Drupalcon Dublin - Day 2 - morning sessions
Improving the Responsive Web Design Process in 2016
This was a beginner level talk, rapidly reviewing various aspects of responsive web design, more from the technical considerations than the visual design front. It did include a number of useful tips, including:
- Consider font size based on distance to target device to user’s eyes.
- Use an average of 40 - 80 characters per line to aid readability
- Use system fonts where possible (for speed)
- Use fewer fonts where possible (for speed)
- Use modern formats (WOFF2 / WOFF) to reduce page size
- For images, make use of picture cropping and optimisation for different orientations and screen size
- SVGs wherever possible (but not for photos)
- Consider testing on proxy based browsers (250 million users)
- Consider compression at proxy
- Test sites without JS.
- Test on opera mini.
- Beyond the mouse:
- Touch targets should be large enough:
- 57px x 45px for fingers.
- 72px x 45px for thumbs.
- Test with just the keyboard.
- Touch targets should be large enough:
- Responsive web design patterns:
- It is good practice to follow patterns for common user interactions such as navigation and forms.
My key takeaways
- Add touch target size tests to pre-launch checklist
- Take a look at Opera Mini
The core conversations track includes a number of sessions intended to update the community on the state of play with initiatives within Drupal core, and opening up for a two way conversation on issues and direction. Tim Millwood provided an update on the Drupal 8 Workflow Initiative and invited us to discuss.

────────

Task goal —
Print, unchanged, the part of the Drupalcon session notes from "Drupalcon Dublin - Day" to "on opera mini.". Rely only on the Drupalcon session notes above.

────────

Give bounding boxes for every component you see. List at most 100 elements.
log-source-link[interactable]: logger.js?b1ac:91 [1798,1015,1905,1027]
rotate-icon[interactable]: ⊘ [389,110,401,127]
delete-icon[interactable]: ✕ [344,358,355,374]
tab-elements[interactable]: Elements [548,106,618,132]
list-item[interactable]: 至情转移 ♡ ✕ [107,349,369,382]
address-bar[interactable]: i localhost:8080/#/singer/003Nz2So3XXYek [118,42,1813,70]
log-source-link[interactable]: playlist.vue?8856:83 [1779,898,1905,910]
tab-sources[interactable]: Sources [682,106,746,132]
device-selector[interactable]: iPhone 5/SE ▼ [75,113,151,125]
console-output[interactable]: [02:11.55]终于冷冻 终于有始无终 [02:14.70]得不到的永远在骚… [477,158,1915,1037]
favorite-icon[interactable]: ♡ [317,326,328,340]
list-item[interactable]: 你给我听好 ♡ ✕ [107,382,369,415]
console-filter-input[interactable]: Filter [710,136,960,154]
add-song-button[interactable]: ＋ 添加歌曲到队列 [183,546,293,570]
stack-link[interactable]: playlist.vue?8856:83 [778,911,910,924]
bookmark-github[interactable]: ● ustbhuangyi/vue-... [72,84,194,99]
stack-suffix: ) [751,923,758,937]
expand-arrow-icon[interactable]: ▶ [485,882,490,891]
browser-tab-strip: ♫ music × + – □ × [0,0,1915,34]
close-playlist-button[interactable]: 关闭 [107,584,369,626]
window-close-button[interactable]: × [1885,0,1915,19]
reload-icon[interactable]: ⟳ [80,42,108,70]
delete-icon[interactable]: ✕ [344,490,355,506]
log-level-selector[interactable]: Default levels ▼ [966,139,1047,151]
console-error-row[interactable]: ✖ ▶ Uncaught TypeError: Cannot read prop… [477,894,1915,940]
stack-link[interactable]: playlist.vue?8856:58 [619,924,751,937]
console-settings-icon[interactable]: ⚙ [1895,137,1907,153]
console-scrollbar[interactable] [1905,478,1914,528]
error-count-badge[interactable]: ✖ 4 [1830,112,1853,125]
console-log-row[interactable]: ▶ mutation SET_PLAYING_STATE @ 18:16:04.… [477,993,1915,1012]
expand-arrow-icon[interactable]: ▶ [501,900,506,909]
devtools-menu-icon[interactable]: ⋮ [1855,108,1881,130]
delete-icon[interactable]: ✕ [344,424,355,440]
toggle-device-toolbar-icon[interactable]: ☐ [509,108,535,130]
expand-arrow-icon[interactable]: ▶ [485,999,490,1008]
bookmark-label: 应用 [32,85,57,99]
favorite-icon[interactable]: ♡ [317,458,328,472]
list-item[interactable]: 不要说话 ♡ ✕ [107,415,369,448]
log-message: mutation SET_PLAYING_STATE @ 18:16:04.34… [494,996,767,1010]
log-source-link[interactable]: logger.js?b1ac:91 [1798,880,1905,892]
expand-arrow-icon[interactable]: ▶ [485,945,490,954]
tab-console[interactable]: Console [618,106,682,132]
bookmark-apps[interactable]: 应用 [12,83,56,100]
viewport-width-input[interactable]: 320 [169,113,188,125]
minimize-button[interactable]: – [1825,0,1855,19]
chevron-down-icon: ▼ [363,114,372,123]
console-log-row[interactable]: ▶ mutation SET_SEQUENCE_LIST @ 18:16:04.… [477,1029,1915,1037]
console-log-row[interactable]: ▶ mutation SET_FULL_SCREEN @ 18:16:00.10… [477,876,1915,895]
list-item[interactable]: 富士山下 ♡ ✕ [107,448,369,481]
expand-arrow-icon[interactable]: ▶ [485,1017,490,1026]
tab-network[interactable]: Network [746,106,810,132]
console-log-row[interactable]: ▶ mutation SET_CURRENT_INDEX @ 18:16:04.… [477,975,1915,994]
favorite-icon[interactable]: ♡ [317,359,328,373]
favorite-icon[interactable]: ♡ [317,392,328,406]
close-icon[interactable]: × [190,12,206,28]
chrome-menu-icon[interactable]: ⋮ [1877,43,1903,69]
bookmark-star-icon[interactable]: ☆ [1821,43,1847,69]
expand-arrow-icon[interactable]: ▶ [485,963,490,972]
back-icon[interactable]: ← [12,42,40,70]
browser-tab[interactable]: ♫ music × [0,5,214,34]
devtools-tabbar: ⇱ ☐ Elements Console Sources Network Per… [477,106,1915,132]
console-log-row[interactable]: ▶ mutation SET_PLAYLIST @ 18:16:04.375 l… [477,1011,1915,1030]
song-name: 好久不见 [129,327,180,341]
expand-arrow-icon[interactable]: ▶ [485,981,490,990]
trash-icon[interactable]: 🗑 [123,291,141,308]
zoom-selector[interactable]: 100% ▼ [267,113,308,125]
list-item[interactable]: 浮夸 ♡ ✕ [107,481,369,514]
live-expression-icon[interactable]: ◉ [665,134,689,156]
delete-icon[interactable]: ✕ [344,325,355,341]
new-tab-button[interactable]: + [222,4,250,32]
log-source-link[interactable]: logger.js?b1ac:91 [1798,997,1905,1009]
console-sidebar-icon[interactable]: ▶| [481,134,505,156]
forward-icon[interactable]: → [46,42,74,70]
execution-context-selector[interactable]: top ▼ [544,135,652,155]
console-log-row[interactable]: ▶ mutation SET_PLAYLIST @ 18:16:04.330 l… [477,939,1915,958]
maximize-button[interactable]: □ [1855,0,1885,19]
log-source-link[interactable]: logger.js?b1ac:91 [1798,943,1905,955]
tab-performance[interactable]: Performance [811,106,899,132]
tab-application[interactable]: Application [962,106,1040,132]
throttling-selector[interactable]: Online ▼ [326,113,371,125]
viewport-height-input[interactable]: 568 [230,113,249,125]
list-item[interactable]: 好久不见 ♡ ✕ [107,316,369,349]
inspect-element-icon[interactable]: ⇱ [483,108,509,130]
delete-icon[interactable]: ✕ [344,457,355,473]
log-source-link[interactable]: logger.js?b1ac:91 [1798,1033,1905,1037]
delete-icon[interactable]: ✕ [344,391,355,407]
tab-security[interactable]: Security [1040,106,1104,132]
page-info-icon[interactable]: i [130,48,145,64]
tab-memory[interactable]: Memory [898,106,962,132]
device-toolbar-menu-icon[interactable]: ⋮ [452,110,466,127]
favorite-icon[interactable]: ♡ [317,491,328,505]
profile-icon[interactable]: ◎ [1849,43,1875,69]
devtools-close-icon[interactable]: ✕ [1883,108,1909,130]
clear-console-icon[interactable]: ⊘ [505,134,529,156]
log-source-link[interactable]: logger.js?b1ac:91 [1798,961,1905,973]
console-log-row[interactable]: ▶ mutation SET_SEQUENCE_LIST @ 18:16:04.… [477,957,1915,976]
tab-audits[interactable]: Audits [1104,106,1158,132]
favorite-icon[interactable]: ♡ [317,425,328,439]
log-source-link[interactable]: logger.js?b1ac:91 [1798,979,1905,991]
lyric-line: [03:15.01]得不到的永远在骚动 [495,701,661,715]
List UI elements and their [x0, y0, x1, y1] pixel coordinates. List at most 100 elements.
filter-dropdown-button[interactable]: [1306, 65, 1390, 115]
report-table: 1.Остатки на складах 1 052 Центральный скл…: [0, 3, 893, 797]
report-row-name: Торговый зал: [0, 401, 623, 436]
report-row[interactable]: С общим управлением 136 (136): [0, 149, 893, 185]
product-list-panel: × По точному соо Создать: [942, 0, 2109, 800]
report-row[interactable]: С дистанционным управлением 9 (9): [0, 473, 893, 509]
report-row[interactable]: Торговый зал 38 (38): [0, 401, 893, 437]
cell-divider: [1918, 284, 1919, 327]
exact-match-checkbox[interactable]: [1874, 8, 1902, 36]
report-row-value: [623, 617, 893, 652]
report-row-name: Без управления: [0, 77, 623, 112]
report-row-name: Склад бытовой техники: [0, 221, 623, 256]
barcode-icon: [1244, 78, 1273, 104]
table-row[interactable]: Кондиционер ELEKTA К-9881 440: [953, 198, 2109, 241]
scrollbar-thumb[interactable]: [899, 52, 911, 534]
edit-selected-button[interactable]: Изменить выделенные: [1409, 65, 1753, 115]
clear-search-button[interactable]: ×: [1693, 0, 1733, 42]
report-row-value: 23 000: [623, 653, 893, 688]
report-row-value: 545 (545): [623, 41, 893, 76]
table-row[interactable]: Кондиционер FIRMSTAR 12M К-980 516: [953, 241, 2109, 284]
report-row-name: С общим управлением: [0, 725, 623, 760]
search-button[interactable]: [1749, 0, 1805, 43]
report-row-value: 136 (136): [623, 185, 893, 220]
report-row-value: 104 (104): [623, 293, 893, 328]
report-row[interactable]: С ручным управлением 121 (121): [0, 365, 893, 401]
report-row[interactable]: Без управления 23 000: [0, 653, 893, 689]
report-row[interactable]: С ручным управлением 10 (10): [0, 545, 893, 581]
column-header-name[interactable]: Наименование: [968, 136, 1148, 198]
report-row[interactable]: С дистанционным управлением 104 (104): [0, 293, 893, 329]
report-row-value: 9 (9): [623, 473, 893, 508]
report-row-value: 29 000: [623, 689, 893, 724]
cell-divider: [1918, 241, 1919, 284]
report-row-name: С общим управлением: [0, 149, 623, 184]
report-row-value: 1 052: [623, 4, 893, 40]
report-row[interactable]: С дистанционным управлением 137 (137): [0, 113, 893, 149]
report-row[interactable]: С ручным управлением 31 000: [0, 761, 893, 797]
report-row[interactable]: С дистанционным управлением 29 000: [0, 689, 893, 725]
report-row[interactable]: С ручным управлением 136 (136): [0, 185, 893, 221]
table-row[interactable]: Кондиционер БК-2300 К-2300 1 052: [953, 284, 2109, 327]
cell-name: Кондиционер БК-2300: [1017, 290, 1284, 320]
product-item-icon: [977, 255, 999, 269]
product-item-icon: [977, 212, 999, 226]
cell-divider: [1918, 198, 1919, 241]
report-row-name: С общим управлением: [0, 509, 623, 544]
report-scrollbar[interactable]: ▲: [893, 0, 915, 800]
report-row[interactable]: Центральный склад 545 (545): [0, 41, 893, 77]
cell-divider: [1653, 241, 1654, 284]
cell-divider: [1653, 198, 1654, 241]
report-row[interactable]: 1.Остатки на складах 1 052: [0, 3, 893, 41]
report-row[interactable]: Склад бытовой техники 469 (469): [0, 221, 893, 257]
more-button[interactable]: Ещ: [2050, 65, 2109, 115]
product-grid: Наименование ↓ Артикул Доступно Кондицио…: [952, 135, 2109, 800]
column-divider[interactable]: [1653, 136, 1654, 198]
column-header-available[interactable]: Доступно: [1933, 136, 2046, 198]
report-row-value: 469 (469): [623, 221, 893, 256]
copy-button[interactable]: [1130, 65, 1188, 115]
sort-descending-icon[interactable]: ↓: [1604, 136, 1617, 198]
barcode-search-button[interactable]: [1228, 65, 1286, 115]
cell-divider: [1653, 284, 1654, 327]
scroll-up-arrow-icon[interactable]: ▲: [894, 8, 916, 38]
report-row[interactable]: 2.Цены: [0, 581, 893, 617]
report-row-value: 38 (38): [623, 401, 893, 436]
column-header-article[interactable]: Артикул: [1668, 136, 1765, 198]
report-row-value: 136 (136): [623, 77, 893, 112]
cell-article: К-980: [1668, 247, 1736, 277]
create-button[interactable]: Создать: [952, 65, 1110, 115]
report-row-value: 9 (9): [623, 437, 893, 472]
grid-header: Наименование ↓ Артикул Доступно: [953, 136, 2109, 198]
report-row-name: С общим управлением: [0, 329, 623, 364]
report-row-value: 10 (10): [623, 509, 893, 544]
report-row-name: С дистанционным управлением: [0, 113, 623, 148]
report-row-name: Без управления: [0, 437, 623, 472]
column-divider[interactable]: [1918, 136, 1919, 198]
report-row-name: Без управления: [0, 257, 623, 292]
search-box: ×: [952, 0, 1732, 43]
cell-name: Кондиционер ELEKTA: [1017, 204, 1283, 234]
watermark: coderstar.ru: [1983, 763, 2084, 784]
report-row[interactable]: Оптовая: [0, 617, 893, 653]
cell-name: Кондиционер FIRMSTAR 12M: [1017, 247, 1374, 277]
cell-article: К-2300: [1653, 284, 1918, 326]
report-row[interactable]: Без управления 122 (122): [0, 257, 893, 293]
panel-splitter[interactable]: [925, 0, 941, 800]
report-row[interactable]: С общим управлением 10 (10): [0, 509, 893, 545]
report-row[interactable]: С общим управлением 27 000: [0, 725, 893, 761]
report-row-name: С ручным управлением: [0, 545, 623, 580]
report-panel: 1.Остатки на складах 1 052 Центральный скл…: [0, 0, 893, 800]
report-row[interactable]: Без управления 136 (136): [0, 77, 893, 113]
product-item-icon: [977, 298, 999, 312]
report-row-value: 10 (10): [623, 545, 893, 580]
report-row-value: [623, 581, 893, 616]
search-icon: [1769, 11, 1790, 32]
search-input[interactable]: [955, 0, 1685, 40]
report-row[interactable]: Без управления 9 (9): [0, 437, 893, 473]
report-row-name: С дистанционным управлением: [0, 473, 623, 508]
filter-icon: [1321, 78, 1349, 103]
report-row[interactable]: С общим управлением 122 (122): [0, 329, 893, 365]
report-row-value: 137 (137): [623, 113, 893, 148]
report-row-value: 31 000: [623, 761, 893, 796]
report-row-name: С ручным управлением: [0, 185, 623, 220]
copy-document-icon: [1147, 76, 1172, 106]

────────

Answer to the problem —
Drupalcon Dublin - Day 2 - morning sessions
Improving the Responsive Web Design Process in 2016
This was a beginner level talk, rapidly reviewing various aspects of responsive web design, more from the technical considerations than the visual design front. It did include a number of useful tips, including:
- Consider font size based on distance to target device to user’s eyes.
- Use an average of 40 - 80 characters per line to aid readability
- Use system fonts where possible (for speed)
- Use fewer fonts where possible (for speed)
- Use modern formats (WOFF2 / WOFF) to reduce page size
- For images, make use of picture cropping and optimisation for different orientations and screen size
- SVGs wherever possible (but not for photos)
- Consider testing on proxy based browsers (250 million users)
- Consider compression at proxy
- Test sites without JS.
- Test on opera mini.